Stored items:
(begin)
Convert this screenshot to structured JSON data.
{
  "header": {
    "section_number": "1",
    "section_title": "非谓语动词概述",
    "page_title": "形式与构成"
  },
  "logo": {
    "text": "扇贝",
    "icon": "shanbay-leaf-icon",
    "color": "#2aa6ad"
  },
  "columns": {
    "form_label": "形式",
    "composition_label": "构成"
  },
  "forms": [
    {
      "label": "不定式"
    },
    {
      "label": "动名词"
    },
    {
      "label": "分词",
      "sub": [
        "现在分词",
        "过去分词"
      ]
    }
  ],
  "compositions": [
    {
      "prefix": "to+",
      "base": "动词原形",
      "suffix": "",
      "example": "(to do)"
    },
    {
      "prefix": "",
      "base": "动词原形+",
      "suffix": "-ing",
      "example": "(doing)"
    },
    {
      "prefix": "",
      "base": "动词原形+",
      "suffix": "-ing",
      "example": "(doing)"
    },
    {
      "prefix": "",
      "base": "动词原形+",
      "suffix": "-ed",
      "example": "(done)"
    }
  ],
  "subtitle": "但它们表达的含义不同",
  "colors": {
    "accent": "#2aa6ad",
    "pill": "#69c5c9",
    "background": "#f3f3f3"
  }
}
(end)
(begin)
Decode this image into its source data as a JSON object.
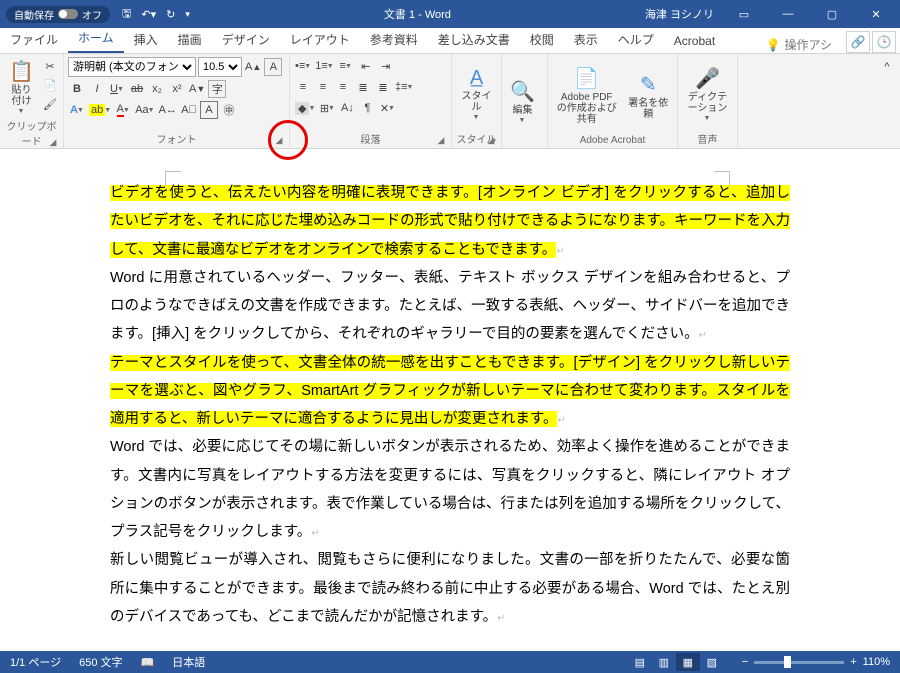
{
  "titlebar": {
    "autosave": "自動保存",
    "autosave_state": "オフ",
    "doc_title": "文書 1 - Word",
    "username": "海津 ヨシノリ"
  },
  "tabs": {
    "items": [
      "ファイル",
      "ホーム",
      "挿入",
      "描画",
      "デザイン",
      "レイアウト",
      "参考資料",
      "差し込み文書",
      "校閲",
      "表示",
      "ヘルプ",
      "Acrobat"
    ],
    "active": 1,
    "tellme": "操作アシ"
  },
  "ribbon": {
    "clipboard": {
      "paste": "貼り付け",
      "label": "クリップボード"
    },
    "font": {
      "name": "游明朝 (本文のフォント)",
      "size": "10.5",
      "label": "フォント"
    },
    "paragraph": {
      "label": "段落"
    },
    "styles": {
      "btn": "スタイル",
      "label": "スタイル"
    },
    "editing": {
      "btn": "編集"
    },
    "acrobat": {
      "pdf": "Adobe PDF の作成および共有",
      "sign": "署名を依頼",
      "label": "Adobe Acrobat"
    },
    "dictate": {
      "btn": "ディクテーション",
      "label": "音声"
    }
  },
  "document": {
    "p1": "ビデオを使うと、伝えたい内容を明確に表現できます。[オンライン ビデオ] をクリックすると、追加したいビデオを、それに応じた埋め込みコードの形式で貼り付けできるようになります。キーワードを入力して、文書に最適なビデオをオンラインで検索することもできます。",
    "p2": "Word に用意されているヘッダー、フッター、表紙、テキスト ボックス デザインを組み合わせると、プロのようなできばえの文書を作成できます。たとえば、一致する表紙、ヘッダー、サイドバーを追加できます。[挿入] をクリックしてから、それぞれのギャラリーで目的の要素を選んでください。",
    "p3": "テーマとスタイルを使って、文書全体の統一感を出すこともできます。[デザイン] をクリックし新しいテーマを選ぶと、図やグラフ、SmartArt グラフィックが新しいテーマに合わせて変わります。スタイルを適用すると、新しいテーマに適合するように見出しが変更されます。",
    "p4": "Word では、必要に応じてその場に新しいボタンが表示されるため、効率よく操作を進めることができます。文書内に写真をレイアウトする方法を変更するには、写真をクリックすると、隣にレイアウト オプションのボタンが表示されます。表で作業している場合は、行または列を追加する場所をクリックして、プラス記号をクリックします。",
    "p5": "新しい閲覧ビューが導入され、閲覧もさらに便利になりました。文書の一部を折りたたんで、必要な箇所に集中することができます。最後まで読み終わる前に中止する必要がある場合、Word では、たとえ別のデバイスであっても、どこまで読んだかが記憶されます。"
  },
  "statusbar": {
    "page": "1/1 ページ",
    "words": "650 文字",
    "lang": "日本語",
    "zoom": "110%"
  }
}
(end)
The lines to collect are those holding the string "data"; copy them all.

Convert this screenshot to structured JSON data.
Decode this image into its source data as a JSON object.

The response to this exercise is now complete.